[Collected data entries]
☆ ☆ ☆
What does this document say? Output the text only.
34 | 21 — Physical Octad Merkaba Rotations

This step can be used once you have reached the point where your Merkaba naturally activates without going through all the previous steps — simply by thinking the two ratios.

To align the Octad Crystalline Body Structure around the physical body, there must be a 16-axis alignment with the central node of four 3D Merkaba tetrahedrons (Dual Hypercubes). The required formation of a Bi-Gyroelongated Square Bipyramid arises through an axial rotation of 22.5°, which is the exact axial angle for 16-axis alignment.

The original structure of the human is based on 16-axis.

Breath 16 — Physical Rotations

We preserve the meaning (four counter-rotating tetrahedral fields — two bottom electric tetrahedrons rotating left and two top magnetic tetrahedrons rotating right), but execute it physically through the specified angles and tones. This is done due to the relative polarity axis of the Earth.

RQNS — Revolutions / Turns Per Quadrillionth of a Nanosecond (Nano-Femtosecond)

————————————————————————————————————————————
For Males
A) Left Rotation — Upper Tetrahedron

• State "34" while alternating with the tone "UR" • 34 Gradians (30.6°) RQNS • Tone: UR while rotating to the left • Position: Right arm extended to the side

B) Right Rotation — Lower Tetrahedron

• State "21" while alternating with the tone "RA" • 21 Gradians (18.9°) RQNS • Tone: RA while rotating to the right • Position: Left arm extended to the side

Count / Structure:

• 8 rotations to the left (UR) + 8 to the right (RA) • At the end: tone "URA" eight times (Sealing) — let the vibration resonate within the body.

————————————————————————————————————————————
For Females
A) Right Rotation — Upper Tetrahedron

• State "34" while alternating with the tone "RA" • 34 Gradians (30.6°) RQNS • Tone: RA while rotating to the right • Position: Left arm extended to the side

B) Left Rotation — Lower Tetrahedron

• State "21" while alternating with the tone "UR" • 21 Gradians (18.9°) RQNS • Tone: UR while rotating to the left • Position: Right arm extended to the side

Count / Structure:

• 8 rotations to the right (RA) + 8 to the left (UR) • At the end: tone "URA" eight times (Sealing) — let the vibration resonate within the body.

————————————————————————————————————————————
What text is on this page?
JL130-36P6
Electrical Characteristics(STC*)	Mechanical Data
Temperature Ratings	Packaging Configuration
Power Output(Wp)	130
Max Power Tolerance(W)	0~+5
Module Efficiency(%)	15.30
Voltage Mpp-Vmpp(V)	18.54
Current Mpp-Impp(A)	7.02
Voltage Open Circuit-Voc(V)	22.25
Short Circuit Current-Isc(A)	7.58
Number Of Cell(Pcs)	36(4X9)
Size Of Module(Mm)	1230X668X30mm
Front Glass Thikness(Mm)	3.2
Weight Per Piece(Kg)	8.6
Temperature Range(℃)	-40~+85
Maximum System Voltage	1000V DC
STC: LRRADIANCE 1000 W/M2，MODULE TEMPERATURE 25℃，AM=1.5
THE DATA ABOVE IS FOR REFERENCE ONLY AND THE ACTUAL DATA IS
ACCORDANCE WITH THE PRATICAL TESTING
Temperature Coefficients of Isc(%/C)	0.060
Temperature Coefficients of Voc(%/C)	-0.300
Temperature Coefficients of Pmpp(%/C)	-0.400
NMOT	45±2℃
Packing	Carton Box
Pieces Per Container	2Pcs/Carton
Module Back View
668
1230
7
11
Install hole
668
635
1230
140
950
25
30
☆ ☆ ☆
**DIRECTIONS FOR THIS TASK**
Extract all of the data above and output it character for character.

**SOLUTION TO THIS TASK**
What does this document say? Output the text only.
34 | 21 — Physical Octad Merkaba Rotations

This step can be used once you have reached the point where your Merkaba naturally activates without going through all the previous steps — simply by thinking the two ratios.

To align the Octad Crystalline Body Structure around the physical body, there must be a 16-axis alignment with the central node of four 3D Merkaba tetrahedrons (Dual Hypercubes). The required formation of a Bi-Gyroelongated Square Bipyramid arises through an axial rotation of 22.5°, which is the exact axial angle for 16-axis alignment.

The original structure of the human is based on 16-axis.

Breath 16 — Physical Rotations

We preserve the meaning (four counter-rotating tetrahedral fields — two bottom electric tetrahedrons rotating left and two top magnetic tetrahedrons rotating right), but execute it physically through the specified angles and tones. This is done due to the relative polarity axis of the Earth.

RQNS — Revolutions / Turns Per Quadrillionth of a Nanosecond (Nano-Femtosecond)

————————————————————————————————————————————
For Males
A) Left Rotation — Upper Tetrahedron

• State "34" while alternating with the tone "UR" • 34 Gradians (30.6°) RQNS • Tone: UR while rotating to the left • Position: Right arm extended to the side

B) Right Rotation — Lower Tetrahedron

• State "21" while alternating with the tone "RA" • 21 Gradians (18.9°) RQNS • Tone: RA while rotating to the right • Position: Left arm extended to the side

Count / Structure:

• 8 rotations to the left (UR) + 8 to the right (RA) • At the end: tone "URA" eight times (Sealing) — let the vibration resonate within the body.

————————————————————————————————————————————
For Females
A) Right Rotation — Upper Tetrahedron

• State "34" while alternating with the tone "RA" • 34 Gradians (30.6°) RQNS • Tone: RA while rotating to the right • Position: Left arm extended to the side

B) Left Rotation — Lower Tetrahedron

• State "21" while alternating with the tone "UR" • 21 Gradians (18.9°) RQNS • Tone: UR while rotating to the left • Position: Right arm extended to the side

Count / Structure:

• 8 rotations to the right (RA) + 8 to the left (UR) • At the end: tone "URA" eight times (Sealing) — let the vibration resonate within the body.

————————————————————————————————————————————
What text is on this page?
JL130-36P6
Electrical Characteristics(STC*)	Mechanical Data
Temperature Ratings	Packaging Configuration
Power Output(Wp)	130
Max Power Tolerance(W)	0~+5
Module Efficiency(%)	15.30
Voltage Mpp-Vmpp(V)	18.54
Current Mpp-Impp(A)	7.02
Voltage Open Circuit-Voc(V)	22.25
Short Circuit Current-Isc(A)	7.58
Number Of Cell(Pcs)	36(4X9)
Size Of Module(Mm)	1230X668X30mm
Front Glass Thikness(Mm)	3.2
Weight Per Piece(Kg)	8.6
Temperature Range(℃)	-40~+85
Maximum System Voltage	1000V DC
STC: LRRADIANCE 1000 W/M2，MODULE TEMPERATURE 25℃，AM=1.5
THE DATA ABOVE IS FOR REFERENCE ONLY AND THE ACTUAL DATA IS
ACCORDANCE WITH THE PRATICAL TESTING
Temperature Coefficients of Isc(%/C)	0.060
Temperature Coefficients of Voc(%/C)	-0.300
Temperature Coefficients of Pmpp(%/C)	-0.400
NMOT	45±2℃
Packing	Carton Box
Pieces Per Container	2Pcs/Carton
Module Back View
668
1230
7
11
Install hole
668
635
1230
140
950
25
30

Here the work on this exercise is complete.